GIVEN PROBLEM:
Repeat each entry as written, dropping any picture you find.

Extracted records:

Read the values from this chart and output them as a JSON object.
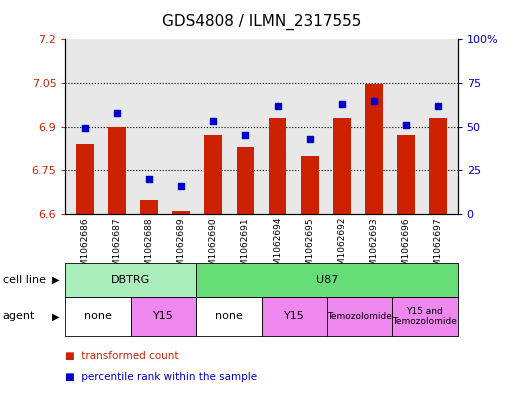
{
  "title": "GDS4808 / ILMN_2317555",
  "samples": [
    "GSM1062686",
    "GSM1062687",
    "GSM1062688",
    "GSM1062689",
    "GSM1062690",
    "GSM1062691",
    "GSM1062694",
    "GSM1062695",
    "GSM1062692",
    "GSM1062693",
    "GSM1062696",
    "GSM1062697"
  ],
  "transformed_count": [
    6.84,
    6.9,
    6.65,
    6.61,
    6.87,
    6.83,
    6.93,
    6.8,
    6.93,
    7.045,
    6.87,
    6.93
  ],
  "percentile_rank": [
    49,
    58,
    20,
    16,
    53,
    45,
    62,
    43,
    63,
    65,
    51,
    62
  ],
  "ylim_left": [
    6.6,
    7.2
  ],
  "ylim_right": [
    0,
    100
  ],
  "yticks_left": [
    6.6,
    6.75,
    6.9,
    7.05,
    7.2
  ],
  "yticks_right": [
    0,
    25,
    50,
    75,
    100
  ],
  "ytick_labels_left": [
    "6.6",
    "6.75",
    "6.9",
    "7.05",
    "7.2"
  ],
  "ytick_labels_right": [
    "0",
    "25",
    "50",
    "75",
    "100%"
  ],
  "bar_color": "#cc2200",
  "dot_color": "#0000cc",
  "plot_bg_color": "#e8e8e8",
  "cell_line_groups": [
    {
      "name": "DBTRG",
      "start": 0,
      "end": 4,
      "color": "#aaeebb"
    },
    {
      "name": "U87",
      "start": 4,
      "end": 12,
      "color": "#66dd77"
    }
  ],
  "agent_groups": [
    {
      "name": "none",
      "start": 0,
      "end": 2,
      "color": "#ffffff"
    },
    {
      "name": "Y15",
      "start": 2,
      "end": 4,
      "color": "#ee88ee"
    },
    {
      "name": "none",
      "start": 4,
      "end": 6,
      "color": "#ffffff"
    },
    {
      "name": "Y15",
      "start": 6,
      "end": 8,
      "color": "#ee88ee"
    },
    {
      "name": "Temozolomide",
      "start": 8,
      "end": 10,
      "color": "#ee88ee"
    },
    {
      "name": "Y15 and\nTemozolomide",
      "start": 10,
      "end": 12,
      "color": "#ee88ee"
    }
  ],
  "dotted_lines": [
    6.75,
    6.9,
    7.05
  ],
  "title_fontsize": 11,
  "tick_fontsize": 8,
  "bar_width": 0.55,
  "left_color": "#cc2200",
  "right_color": "#0000cc"
}
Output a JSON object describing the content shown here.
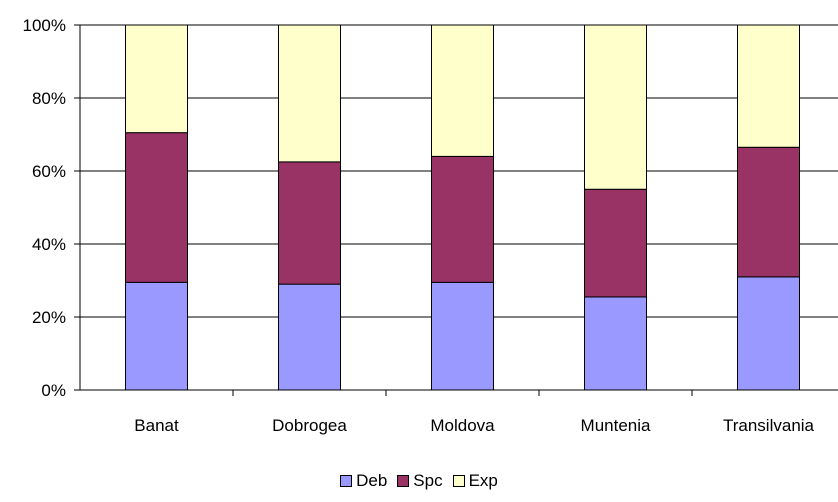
{
  "chart_data": {
    "type": "bar",
    "stacked": "percent",
    "categories": [
      "Banat",
      "Dobrogea",
      "Moldova",
      "Muntenia",
      "Transilvania"
    ],
    "series": [
      {
        "name": "Deb",
        "color": "#9999FF",
        "values": [
          29.5,
          29,
          29.5,
          25.5,
          31
        ]
      },
      {
        "name": "Spc",
        "color": "#993366",
        "values": [
          41,
          33.5,
          34.5,
          29.5,
          35.5
        ]
      },
      {
        "name": "Exp",
        "color": "#FFFFCC",
        "values": [
          29.5,
          37.5,
          36,
          45,
          33.5
        ]
      }
    ],
    "ylim": [
      0,
      100
    ],
    "yticks": [
      "0%",
      "20%",
      "40%",
      "60%",
      "80%",
      "100%"
    ],
    "grid": true,
    "legend": "bottom"
  }
}
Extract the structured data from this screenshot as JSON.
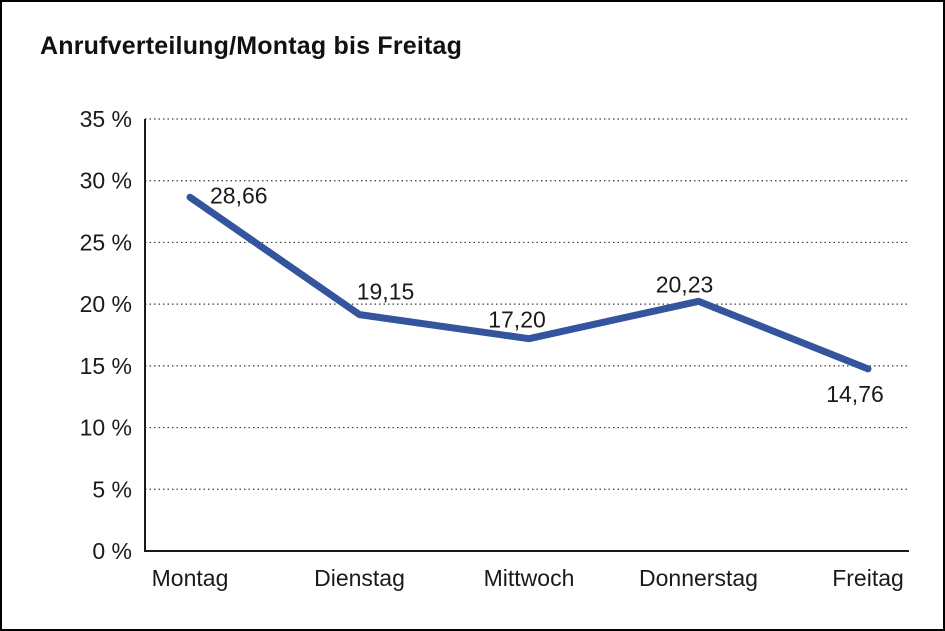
{
  "window": {
    "background": "#ffffff",
    "border_color": "#000000"
  },
  "chart_data": {
    "type": "line",
    "title": "Anrufverteilung/Montag bis Freitag",
    "categories": [
      "Montag",
      "Dienstag",
      "Mittwoch",
      "Donnerstag",
      "Freitag"
    ],
    "values": [
      28.66,
      19.15,
      17.2,
      20.23,
      14.76
    ],
    "value_labels": [
      "28,66",
      "19,15",
      "17,20",
      "20,23",
      "14,76"
    ],
    "xlabel": "",
    "ylabel": "",
    "ylim": [
      0,
      35
    ],
    "y_tick_step": 5,
    "y_tick_labels": [
      "0 %",
      "5 %",
      "10 %",
      "15 %",
      "20 %",
      "25 %",
      "30 %",
      "35 %"
    ],
    "grid": "horizontal-dotted",
    "legend": "none",
    "colors": {
      "line": "#34549e",
      "axis": "#1a1a1a",
      "gridline": "#3c3c3c",
      "text": "#1a1a1a"
    }
  }
}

CORRECT ANSWER:
Read the values from this chart and output them as a JSON object.
{
  "title": "GDS4808 / ILMN_2317555",
  "samples": [
    "GSM1062686",
    "GSM1062687",
    "GSM1062688",
    "GSM1062689",
    "GSM1062690",
    "GSM1062691",
    "GSM1062694",
    "GSM1062695",
    "GSM1062692",
    "GSM1062693",
    "GSM1062696",
    "GSM1062697"
  ],
  "transformed_count": [
    6.84,
    6.9,
    6.65,
    6.61,
    6.87,
    6.83,
    6.93,
    6.8,
    6.93,
    7.045,
    6.87,
    6.93
  ],
  "percentile_rank": [
    49,
    58,
    20,
    16,
    53,
    45,
    62,
    43,
    63,
    65,
    51,
    62
  ],
  "ylim_left": [
    6.6,
    7.2
  ],
  "ylim_right": [
    0,
    100
  ],
  "yticks_left": [
    6.6,
    6.75,
    6.9,
    7.05,
    7.2
  ],
  "yticks_right": [
    0,
    25,
    50,
    75,
    100
  ],
  "ytick_labels_left": [
    "6.6",
    "6.75",
    "6.9",
    "7.05",
    "7.2"
  ],
  "ytick_labels_right": [
    "0",
    "25",
    "50",
    "75",
    "100%"
  ],
  "bar_color": "#cc2200",
  "dot_color": "#0000cc",
  "plot_bg_color": "#e8e8e8",
  "cell_line_groups": [
    {
      "name": "DBTRG",
      "start": 0,
      "end": 4,
      "color": "#aaeebb"
    },
    {
      "name": "U87",
      "start": 4,
      "end": 12,
      "color": "#66dd77"
    }
  ],
  "agent_groups": [
    {
      "name": "none",
      "start": 0,
      "end": 2,
      "color": "#ffffff"
    },
    {
      "name": "Y15",
      "start": 2,
      "end": 4,
      "color": "#ee88ee"
    },
    {
      "name": "none",
      "start": 4,
      "end": 6,
      "color": "#ffffff"
    },
    {
      "name": "Y15",
      "start": 6,
      "end": 8,
      "color": "#ee88ee"
    },
    {
      "name": "Temozolomide",
      "start": 8,
      "end": 10,
      "color": "#ee88ee"
    },
    {
      "name": "Y15 and\nTemozolomide",
      "start": 10,
      "end": 12,
      "color": "#ee88ee"
    }
  ],
  "dotted_lines": [
    6.75,
    6.9,
    7.05
  ],
  "title_fontsize": 11,
  "tick_fontsize": 8,
  "bar_width": 0.55,
  "left_color": "#cc2200",
  "right_color": "#0000cc"
}
Output a JSON object describing the content shown here.
{
  "chart_data": {
    "type": "bar",
    "stacked": "percent",
    "categories": [
      "Banat",
      "Dobrogea",
      "Moldova",
      "Muntenia",
      "Transilvania"
    ],
    "series": [
      {
        "name": "Deb",
        "color": "#9999FF",
        "values": [
          29.5,
          29,
          29.5,
          25.5,
          31
        ]
      },
      {
        "name": "Spc",
        "color": "#993366",
        "values": [
          41,
          33.5,
          34.5,
          29.5,
          35.5
        ]
      },
      {
        "name": "Exp",
        "color": "#FFFFCC",
        "values": [
          29.5,
          37.5,
          36,
          45,
          33.5
        ]
      }
    ],
    "ylim": [
      0,
      100
    ],
    "yticks": [
      "0%",
      "20%",
      "40%",
      "60%",
      "80%",
      "100%"
    ],
    "grid": true,
    "legend": "bottom"
  }
}
Extract the structured data from this screenshot as JSON.
{
  "window": {
    "background": "#ffffff",
    "border_color": "#000000"
  },
  "chart_data": {
    "type": "line",
    "title": "Anrufverteilung/Montag bis Freitag",
    "categories": [
      "Montag",
      "Dienstag",
      "Mittwoch",
      "Donnerstag",
      "Freitag"
    ],
    "values": [
      28.66,
      19.15,
      17.2,
      20.23,
      14.76
    ],
    "value_labels": [
      "28,66",
      "19,15",
      "17,20",
      "20,23",
      "14,76"
    ],
    "xlabel": "",
    "ylabel": "",
    "ylim": [
      0,
      35
    ],
    "y_tick_step": 5,
    "y_tick_labels": [
      "0 %",
      "5 %",
      "10 %",
      "15 %",
      "20 %",
      "25 %",
      "30 %",
      "35 %"
    ],
    "grid": "horizontal-dotted",
    "legend": "none",
    "colors": {
      "line": "#34549e",
      "axis": "#1a1a1a",
      "gridline": "#3c3c3c",
      "text": "#1a1a1a"
    }
  }
}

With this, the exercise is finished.